**GIVEN TASK**
Separate out the lines that hold "values".

====

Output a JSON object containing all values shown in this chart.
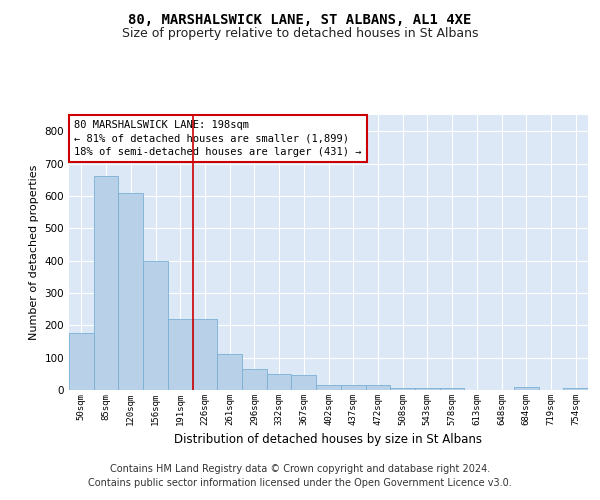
{
  "title": "80, MARSHALSWICK LANE, ST ALBANS, AL1 4XE",
  "subtitle": "Size of property relative to detached houses in St Albans",
  "xlabel": "Distribution of detached houses by size in St Albans",
  "ylabel": "Number of detached properties",
  "bar_color": "#b8d0e8",
  "bar_edge_color": "#7aafd4",
  "background_color": "#dce8f5",
  "grid_color": "#ffffff",
  "fig_background": "#ffffff",
  "categories": [
    "50sqm",
    "85sqm",
    "120sqm",
    "156sqm",
    "191sqm",
    "226sqm",
    "261sqm",
    "296sqm",
    "332sqm",
    "367sqm",
    "402sqm",
    "437sqm",
    "472sqm",
    "508sqm",
    "543sqm",
    "578sqm",
    "613sqm",
    "648sqm",
    "684sqm",
    "719sqm",
    "754sqm"
  ],
  "values": [
    175,
    660,
    610,
    400,
    218,
    218,
    110,
    65,
    50,
    45,
    17,
    16,
    14,
    7,
    7,
    7,
    0,
    0,
    8,
    0,
    6
  ],
  "ylim": [
    0,
    850
  ],
  "yticks": [
    0,
    100,
    200,
    300,
    400,
    500,
    600,
    700,
    800
  ],
  "vline_x": 4.5,
  "vline_color": "#cc0000",
  "annotation_text": "80 MARSHALSWICK LANE: 198sqm\n← 81% of detached houses are smaller (1,899)\n18% of semi-detached houses are larger (431) →",
  "annotation_box_color": "#ffffff",
  "annotation_box_edge_color": "#cc0000",
  "footer_line1": "Contains HM Land Registry data © Crown copyright and database right 2024.",
  "footer_line2": "Contains public sector information licensed under the Open Government Licence v3.0.",
  "title_fontsize": 10,
  "subtitle_fontsize": 9,
  "annotation_fontsize": 7.5,
  "footer_fontsize": 7,
  "ylabel_fontsize": 8,
  "xlabel_fontsize": 8.5
}
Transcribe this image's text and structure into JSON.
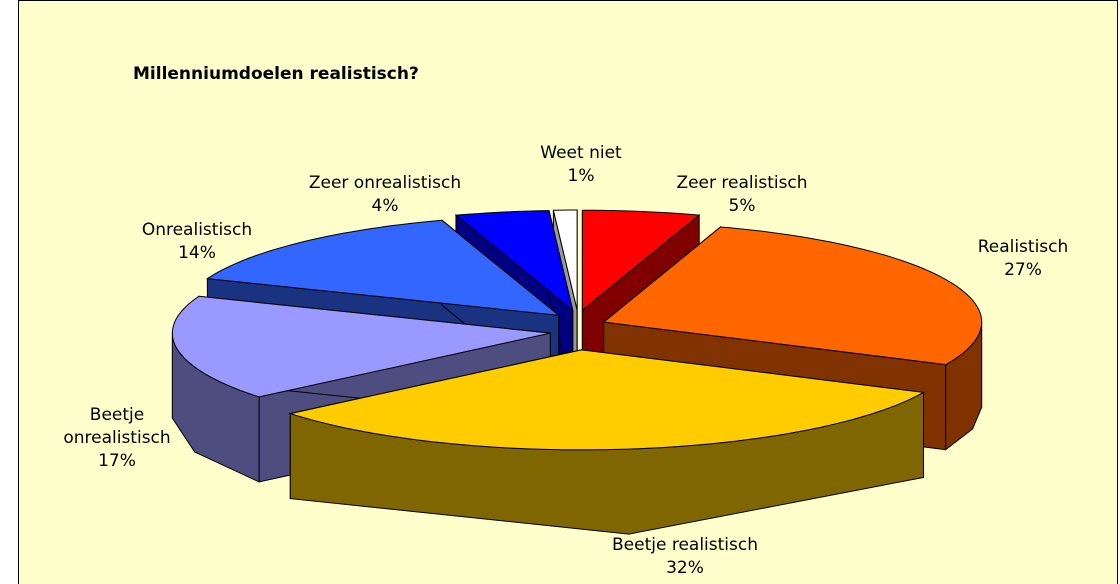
{
  "chart_data": {
    "type": "pie3d",
    "title": "Millenniumdoelen realistisch?",
    "categories": [
      "Zeer realistisch",
      "Realistisch",
      "Beetje realistisch",
      "Beetje onrealistisch",
      "Onrealistisch",
      "Zeer onrealistisch",
      "Weet niet"
    ],
    "values": [
      5,
      27,
      32,
      17,
      14,
      4,
      1
    ],
    "value_labels": [
      "5%",
      "27%",
      "32%",
      "17%",
      "14%",
      "4%",
      "1%"
    ],
    "colors": [
      "#ff0000",
      "#ff6600",
      "#ffcc00",
      "#9999ff",
      "#3366ff",
      "#0000ff",
      "#ffffff"
    ]
  }
}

====

**WRITTEN RESPONSE**
Output a JSON object containing all values shown in this chart.
  "values": [
    "values": [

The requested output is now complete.